Some records:
▼
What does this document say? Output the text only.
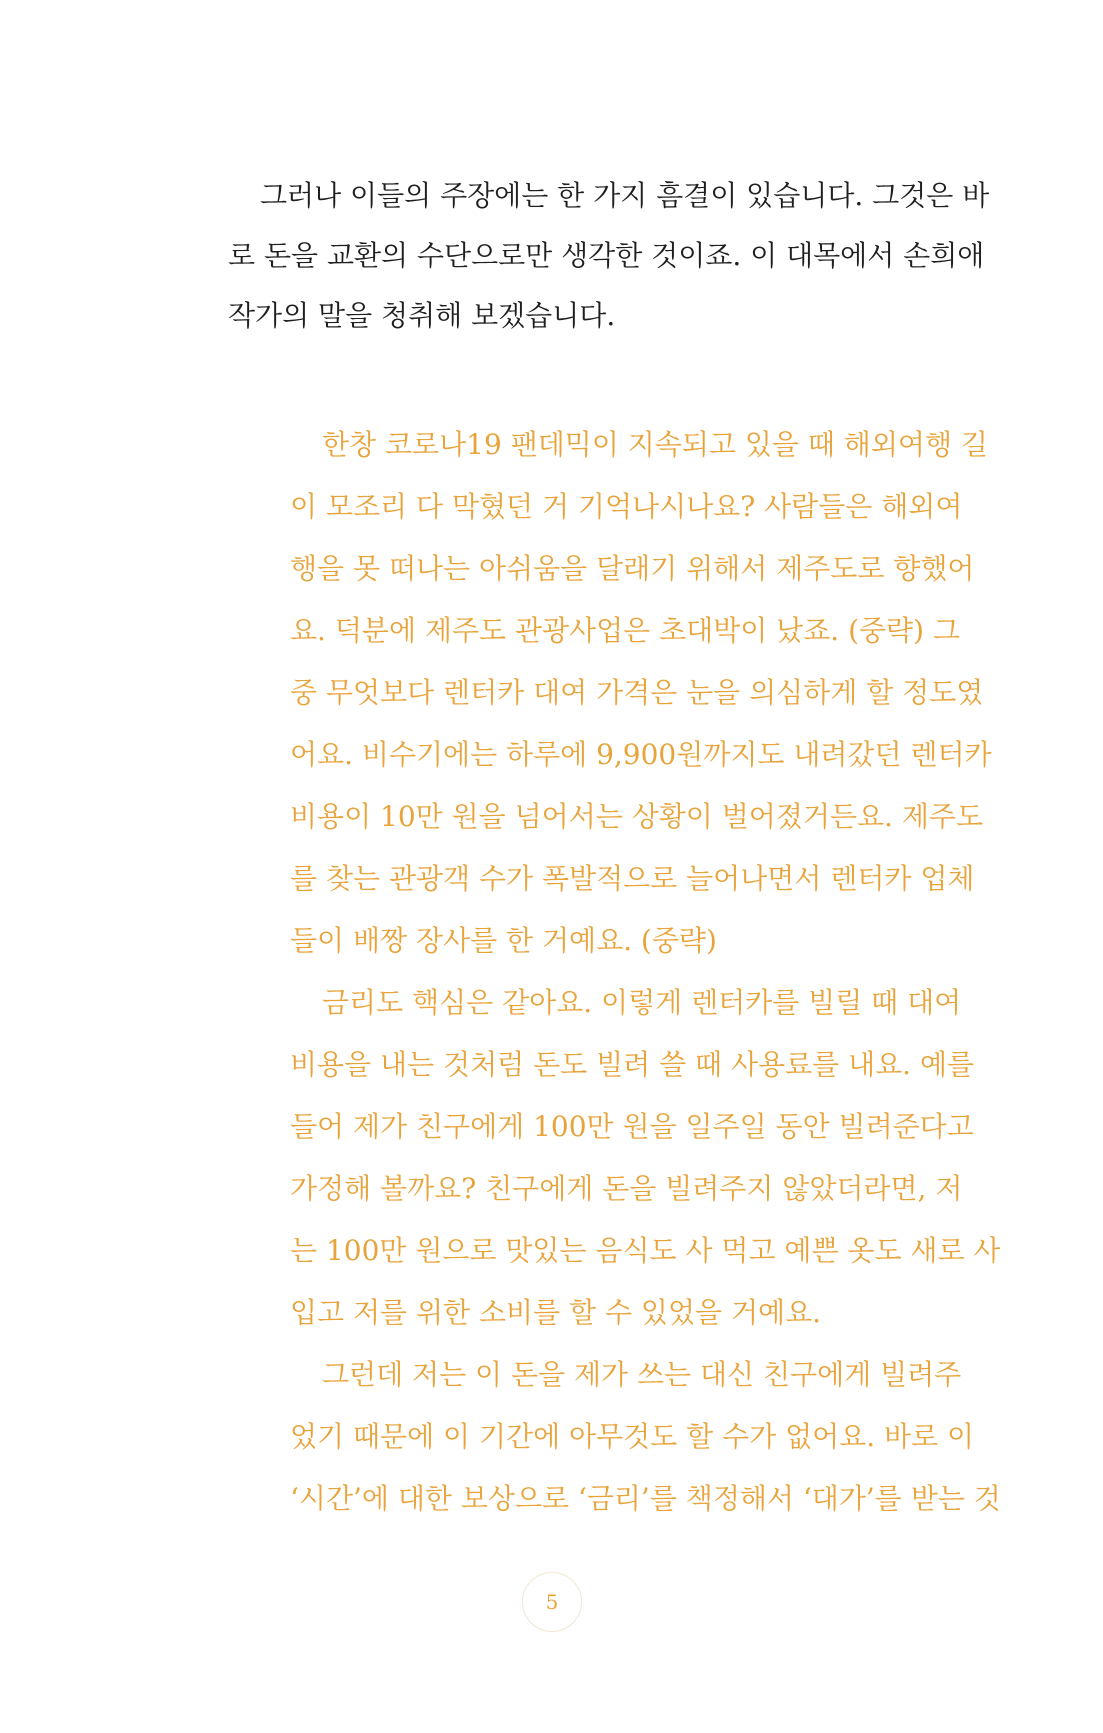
그러나 이들의 주장에는 한 가지 흠결이 있습니다. 그것은 바
로 돈을 교환의 수단으로만 생각한 것이죠. 이 대목에서 손희애
작가의 말을 청취해 보겠습니다.
한창 코로나19 팬데믹이 지속되고 있을 때 해외여행 길
이 모조리 다 막혔던 거 기억나시나요? 사람들은 해외여
행을 못 떠나는 아쉬움을 달래기 위해서 제주도로 향했어
요. 덕분에 제주도 관광사업은 초대박이 났죠. (중략) 그
중 무엇보다 렌터카 대여 가격은 눈을 의심하게 할 정도였
어요. 비수기에는 하루에 9,900원까지도 내려갔던 렌터카
비용이 10만 원을 넘어서는 상황이 벌어졌거든요. 제주도
를 찾는 관광객 수가 폭발적으로 늘어나면서 렌터카 업체
들이 배짱 장사를 한 거예요. (중략)
금리도 핵심은 같아요. 이렇게 렌터카를 빌릴 때 대여
비용을 내는 것처럼 돈도 빌려 쓸 때 사용료를 내요. 예를
들어 제가 친구에게 100만 원을 일주일 동안 빌려준다고
가정해 볼까요? 친구에게 돈을 빌려주지 않았더라면, 저
는 100만 원으로 맛있는 음식도 사 먹고 예쁜 옷도 새로 사
입고 저를 위한 소비를 할 수 있었을 거예요.
그런데 저는 이 돈을 제가 쓰는 대신 친구에게 빌려주
었기 때문에 이 기간에 아무것도 할 수가 없어요. 바로 이
‘시간’에 대한 보상으로 ‘금리’를 책정해서 ‘대가’를 받는 것
5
▲
REQUEST:
Except for the pictures, print the data above exactly.

EXERCISE OUTPUT:
What does this document say? Output the text only.
그러나 이들의 주장에는 한 가지 흠결이 있습니다. 그것은 바
로 돈을 교환의 수단으로만 생각한 것이죠. 이 대목에서 손희애
작가의 말을 청취해 보겠습니다.
한창 코로나19 팬데믹이 지속되고 있을 때 해외여행 길
이 모조리 다 막혔던 거 기억나시나요? 사람들은 해외여
행을 못 떠나는 아쉬움을 달래기 위해서 제주도로 향했어
요. 덕분에 제주도 관광사업은 초대박이 났죠. (중략) 그
중 무엇보다 렌터카 대여 가격은 눈을 의심하게 할 정도였
어요. 비수기에는 하루에 9,900원까지도 내려갔던 렌터카
비용이 10만 원을 넘어서는 상황이 벌어졌거든요. 제주도
를 찾는 관광객 수가 폭발적으로 늘어나면서 렌터카 업체
들이 배짱 장사를 한 거예요. (중략)
금리도 핵심은 같아요. 이렇게 렌터카를 빌릴 때 대여
비용을 내는 것처럼 돈도 빌려 쓸 때 사용료를 내요. 예를
들어 제가 친구에게 100만 원을 일주일 동안 빌려준다고
가정해 볼까요? 친구에게 돈을 빌려주지 않았더라면, 저
는 100만 원으로 맛있는 음식도 사 먹고 예쁜 옷도 새로 사
입고 저를 위한 소비를 할 수 있었을 거예요.
그런데 저는 이 돈을 제가 쓰는 대신 친구에게 빌려주
었기 때문에 이 기간에 아무것도 할 수가 없어요. 바로 이
‘시간’에 대한 보상으로 ‘금리’를 책정해서 ‘대가’를 받는 것
5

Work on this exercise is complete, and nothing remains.